* [Required work]:
Write out each line beneath this one exactly as it reads.

* [Input for this task]:
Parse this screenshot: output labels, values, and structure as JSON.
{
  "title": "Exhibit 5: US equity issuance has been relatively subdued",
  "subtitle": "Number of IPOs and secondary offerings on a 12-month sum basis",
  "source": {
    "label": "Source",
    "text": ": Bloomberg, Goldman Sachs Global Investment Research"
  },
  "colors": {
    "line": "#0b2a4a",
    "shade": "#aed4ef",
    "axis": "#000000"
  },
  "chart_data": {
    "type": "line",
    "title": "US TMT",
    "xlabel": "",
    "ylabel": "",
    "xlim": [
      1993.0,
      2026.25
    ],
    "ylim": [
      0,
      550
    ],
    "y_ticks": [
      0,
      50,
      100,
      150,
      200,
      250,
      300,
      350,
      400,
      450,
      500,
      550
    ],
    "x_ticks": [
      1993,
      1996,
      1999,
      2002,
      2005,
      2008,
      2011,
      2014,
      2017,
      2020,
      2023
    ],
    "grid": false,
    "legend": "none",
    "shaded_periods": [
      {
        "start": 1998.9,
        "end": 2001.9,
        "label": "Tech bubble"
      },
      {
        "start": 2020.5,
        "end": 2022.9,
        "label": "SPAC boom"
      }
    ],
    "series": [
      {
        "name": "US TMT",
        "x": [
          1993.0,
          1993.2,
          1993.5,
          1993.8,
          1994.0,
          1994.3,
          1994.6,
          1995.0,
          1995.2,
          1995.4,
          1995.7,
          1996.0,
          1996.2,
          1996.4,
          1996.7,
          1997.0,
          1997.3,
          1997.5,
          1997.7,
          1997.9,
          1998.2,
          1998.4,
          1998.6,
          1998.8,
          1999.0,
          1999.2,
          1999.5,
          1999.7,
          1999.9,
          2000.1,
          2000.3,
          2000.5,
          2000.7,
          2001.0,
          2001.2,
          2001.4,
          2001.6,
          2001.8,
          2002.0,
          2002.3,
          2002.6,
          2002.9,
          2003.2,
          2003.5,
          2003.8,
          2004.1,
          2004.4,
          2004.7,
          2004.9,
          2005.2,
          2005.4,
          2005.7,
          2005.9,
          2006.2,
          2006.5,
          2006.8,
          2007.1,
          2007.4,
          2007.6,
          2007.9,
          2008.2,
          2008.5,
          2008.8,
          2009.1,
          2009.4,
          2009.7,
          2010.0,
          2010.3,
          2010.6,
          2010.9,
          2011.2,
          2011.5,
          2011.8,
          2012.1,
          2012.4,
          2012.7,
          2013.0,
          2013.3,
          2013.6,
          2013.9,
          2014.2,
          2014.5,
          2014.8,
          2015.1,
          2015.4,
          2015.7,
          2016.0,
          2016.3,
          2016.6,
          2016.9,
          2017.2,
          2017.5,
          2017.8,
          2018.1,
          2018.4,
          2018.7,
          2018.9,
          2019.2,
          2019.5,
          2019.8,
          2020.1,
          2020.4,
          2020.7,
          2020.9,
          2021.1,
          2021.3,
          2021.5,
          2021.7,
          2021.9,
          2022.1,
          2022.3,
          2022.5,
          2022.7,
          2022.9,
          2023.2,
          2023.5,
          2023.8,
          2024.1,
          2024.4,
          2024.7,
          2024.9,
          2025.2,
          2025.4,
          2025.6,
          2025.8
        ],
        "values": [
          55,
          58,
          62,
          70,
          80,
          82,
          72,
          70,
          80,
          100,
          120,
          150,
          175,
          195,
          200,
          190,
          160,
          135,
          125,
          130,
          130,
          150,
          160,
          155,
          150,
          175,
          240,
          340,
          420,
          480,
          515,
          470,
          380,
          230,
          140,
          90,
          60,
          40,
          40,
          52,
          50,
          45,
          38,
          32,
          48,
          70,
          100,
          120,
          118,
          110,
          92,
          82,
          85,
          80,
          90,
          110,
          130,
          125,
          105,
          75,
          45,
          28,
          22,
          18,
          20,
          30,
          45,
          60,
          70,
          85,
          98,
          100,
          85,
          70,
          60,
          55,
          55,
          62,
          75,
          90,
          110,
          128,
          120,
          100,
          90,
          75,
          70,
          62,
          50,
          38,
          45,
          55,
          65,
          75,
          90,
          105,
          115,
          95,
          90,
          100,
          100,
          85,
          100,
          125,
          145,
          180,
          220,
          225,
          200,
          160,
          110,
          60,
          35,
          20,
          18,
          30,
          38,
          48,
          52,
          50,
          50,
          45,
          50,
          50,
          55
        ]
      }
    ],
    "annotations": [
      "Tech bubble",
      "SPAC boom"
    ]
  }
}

* [Answer to this exercise]:
Parse this screenshot: output labels, values, and structure as JSON.
{
  "title": "Exhibit 5: US equity issuance has been relatively subdued",
  "subtitle": "Number of IPOs and secondary offerings on a 12-month sum basis",
  "source": {
    "label": "Source",
    "text": ": Bloomberg, Goldman Sachs Global Investment Research"
  },
  "colors": {
    "line": "#0b2a4a",
    "shade": "#aed4ef",
    "axis": "#000000"
  },
  "chart_data": {
    "type": "line",
    "title": "US TMT",
    "xlabel": "",
    "ylabel": "",
    "xlim": [
      1993.0,
      2026.25
    ],
    "ylim": [
      0,
      550
    ],
    "y_ticks": [
      0,
      50,
      100,
      150,
      200,
      250,
      300,
      350,
      400,
      450,
      500,
      550
    ],
    "x_ticks": [
      1993,
      1996,
      1999,
      2002,
      2005,
      2008,
      2011,
      2014,
      2017,
      2020,
      2023
    ],
    "grid": false,
    "legend": "none",
    "shaded_periods": [
      {
        "start": 1998.9,
        "end": 2001.9,
        "label": "Tech bubble"
      },
      {
        "start": 2020.5,
        "end": 2022.9,
        "label": "SPAC boom"
      }
    ],
    "series": [
      {
        "name": "US TMT",
        "x": [
          1993.0,
          1993.2,
          1993.5,
          1993.8,
          1994.0,
          1994.3,
          1994.6,
          1995.0,
          1995.2,
          1995.4,
          1995.7,
          1996.0,
          1996.2,
          1996.4,
          1996.7,
          1997.0,
          1997.3,
          1997.5,
          1997.7,
          1997.9,
          1998.2,
          1998.4,
          1998.6,
          1998.8,
          1999.0,
          1999.2,
          1999.5,
          1999.7,
          1999.9,
          2000.1,
          2000.3,
          2000.5,
          2000.7,
          2001.0,
          2001.2,
          2001.4,
          2001.6,
          2001.8,
          2002.0,
          2002.3,
          2002.6,
          2002.9,
          2003.2,
          2003.5,
          2003.8,
          2004.1,
          2004.4,
          2004.7,
          2004.9,
          2005.2,
          2005.4,
          2005.7,
          2005.9,
          2006.2,
          2006.5,
          2006.8,
          2007.1,
          2007.4,
          2007.6,
          2007.9,
          2008.2,
          2008.5,
          2008.8,
          2009.1,
          2009.4,
          2009.7,
          2010.0,
          2010.3,
          2010.6,
          2010.9,
          2011.2,
          2011.5,
          2011.8,
          2012.1,
          2012.4,
          2012.7,
          2013.0,
          2013.3,
          2013.6,
          2013.9,
          2014.2,
          2014.5,
          2014.8,
          2015.1,
          2015.4,
          2015.7,
          2016.0,
          2016.3,
          2016.6,
          2016.9,
          2017.2,
          2017.5,
          2017.8,
          2018.1,
          2018.4,
          2018.7,
          2018.9,
          2019.2,
          2019.5,
          2019.8,
          2020.1,
          2020.4,
          2020.7,
          2020.9,
          2021.1,
          2021.3,
          2021.5,
          2021.7,
          2021.9,
          2022.1,
          2022.3,
          2022.5,
          2022.7,
          2022.9,
          2023.2,
          2023.5,
          2023.8,
          2024.1,
          2024.4,
          2024.7,
          2024.9,
          2025.2,
          2025.4,
          2025.6,
          2025.8
        ],
        "values": [
          55,
          58,
          62,
          70,
          80,
          82,
          72,
          70,
          80,
          100,
          120,
          150,
          175,
          195,
          200,
          190,
          160,
          135,
          125,
          130,
          130,
          150,
          160,
          155,
          150,
          175,
          240,
          340,
          420,
          480,
          515,
          470,
          380,
          230,
          140,
          90,
          60,
          40,
          40,
          52,
          50,
          45,
          38,
          32,
          48,
          70,
          100,
          120,
          118,
          110,
          92,
          82,
          85,
          80,
          90,
          110,
          130,
          125,
          105,
          75,
          45,
          28,
          22,
          18,
          20,
          30,
          45,
          60,
          70,
          85,
          98,
          100,
          85,
          70,
          60,
          55,
          55,
          62,
          75,
          90,
          110,
          128,
          120,
          100,
          90,
          75,
          70,
          62,
          50,
          38,
          45,
          55,
          65,
          75,
          90,
          105,
          115,
          95,
          90,
          100,
          100,
          85,
          100,
          125,
          145,
          180,
          220,
          225,
          200,
          160,
          110,
          60,
          35,
          20,
          18,
          30,
          38,
          48,
          52,
          50,
          50,
          45,
          50,
          50,
          55
        ]
      }
    ],
    "annotations": [
      "Tech bubble",
      "SPAC boom"
    ]
  }
}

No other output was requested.